• [WHAT YOU SHOULD DO] Repeat the full listing, word for word.
....
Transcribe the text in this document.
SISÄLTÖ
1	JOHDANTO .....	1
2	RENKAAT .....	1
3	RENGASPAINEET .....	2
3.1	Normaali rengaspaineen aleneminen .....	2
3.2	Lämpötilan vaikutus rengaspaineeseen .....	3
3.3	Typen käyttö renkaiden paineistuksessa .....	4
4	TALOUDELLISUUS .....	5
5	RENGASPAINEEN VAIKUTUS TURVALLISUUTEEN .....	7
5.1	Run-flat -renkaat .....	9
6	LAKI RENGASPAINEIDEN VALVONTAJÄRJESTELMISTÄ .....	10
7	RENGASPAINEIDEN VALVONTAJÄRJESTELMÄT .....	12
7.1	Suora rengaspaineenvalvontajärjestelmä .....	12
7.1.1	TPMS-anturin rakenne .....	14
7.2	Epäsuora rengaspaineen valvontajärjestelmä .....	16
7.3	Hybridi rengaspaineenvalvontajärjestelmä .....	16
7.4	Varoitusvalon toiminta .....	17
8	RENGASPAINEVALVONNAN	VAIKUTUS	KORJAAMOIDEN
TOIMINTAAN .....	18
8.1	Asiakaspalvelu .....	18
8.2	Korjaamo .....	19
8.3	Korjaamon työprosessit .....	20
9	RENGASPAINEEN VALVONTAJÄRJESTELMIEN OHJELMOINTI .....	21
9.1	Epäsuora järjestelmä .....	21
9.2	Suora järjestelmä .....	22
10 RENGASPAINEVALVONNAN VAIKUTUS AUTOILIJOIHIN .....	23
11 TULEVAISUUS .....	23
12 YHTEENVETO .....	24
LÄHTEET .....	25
....
• [SOLVED PROBLEM]
Transcribe the text in this document.
SISÄLTÖ
1	JOHDANTO .....	1
2	RENKAAT .....	1
3	RENGASPAINEET .....	2
3.1	Normaali rengaspaineen aleneminen .....	2
3.2	Lämpötilan vaikutus rengaspaineeseen .....	3
3.3	Typen käyttö renkaiden paineistuksessa .....	4
4	TALOUDELLISUUS .....	5
5	RENGASPAINEEN VAIKUTUS TURVALLISUUTEEN .....	7
5.1	Run-flat -renkaat .....	9
6	LAKI RENGASPAINEIDEN VALVONTAJÄRJESTELMISTÄ .....	10
7	RENGASPAINEIDEN VALVONTAJÄRJESTELMÄT .....	12
7.1	Suora rengaspaineenvalvontajärjestelmä .....	12
7.1.1	TPMS-anturin rakenne .....	14
7.2	Epäsuora rengaspaineen valvontajärjestelmä .....	16
7.3	Hybridi rengaspaineenvalvontajärjestelmä .....	16
7.4	Varoitusvalon toiminta .....	17
8	RENGASPAINEVALVONNAN	VAIKUTUS	KORJAAMOIDEN
TOIMINTAAN .....	18
8.1	Asiakaspalvelu .....	18
8.2	Korjaamo .....	19
8.3	Korjaamon työprosessit .....	20
9	RENGASPAINEEN VALVONTAJÄRJESTELMIEN OHJELMOINTI .....	21
9.1	Epäsuora järjestelmä .....	21
9.2	Suora järjestelmä .....	22
10 RENGASPAINEVALVONNAN VAIKUTUS AUTOILIJOIHIN .....	23
11 TULEVAISUUS .....	23
12 YHTEENVETO .....	24
LÄHTEET .....	25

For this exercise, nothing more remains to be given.